MATERIALS PROVIDED
-*-

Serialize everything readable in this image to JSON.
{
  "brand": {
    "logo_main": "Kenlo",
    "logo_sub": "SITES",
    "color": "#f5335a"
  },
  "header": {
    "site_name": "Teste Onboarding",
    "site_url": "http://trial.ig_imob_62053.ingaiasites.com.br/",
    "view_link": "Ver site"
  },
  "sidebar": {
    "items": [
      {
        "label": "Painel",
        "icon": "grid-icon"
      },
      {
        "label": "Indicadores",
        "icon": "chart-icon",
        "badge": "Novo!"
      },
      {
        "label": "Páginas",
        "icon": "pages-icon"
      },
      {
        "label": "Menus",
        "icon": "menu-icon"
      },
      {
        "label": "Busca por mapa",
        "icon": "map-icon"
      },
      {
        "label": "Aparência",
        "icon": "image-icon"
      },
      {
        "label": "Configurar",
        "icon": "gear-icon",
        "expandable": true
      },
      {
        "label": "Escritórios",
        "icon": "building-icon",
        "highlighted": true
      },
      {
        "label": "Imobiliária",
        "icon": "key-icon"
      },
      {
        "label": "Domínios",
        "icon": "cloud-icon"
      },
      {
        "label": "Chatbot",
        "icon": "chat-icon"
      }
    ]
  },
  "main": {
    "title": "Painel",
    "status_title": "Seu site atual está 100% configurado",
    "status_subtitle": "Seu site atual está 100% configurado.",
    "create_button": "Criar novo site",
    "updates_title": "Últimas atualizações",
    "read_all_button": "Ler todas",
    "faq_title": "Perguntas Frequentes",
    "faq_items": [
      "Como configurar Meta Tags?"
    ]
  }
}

-*-

TASK DIRECTIONS
Return only those lines of the records that contain the string "image".

OUTPUT
Serialize everything readable in this image to JSON.
        "icon": "image-icon"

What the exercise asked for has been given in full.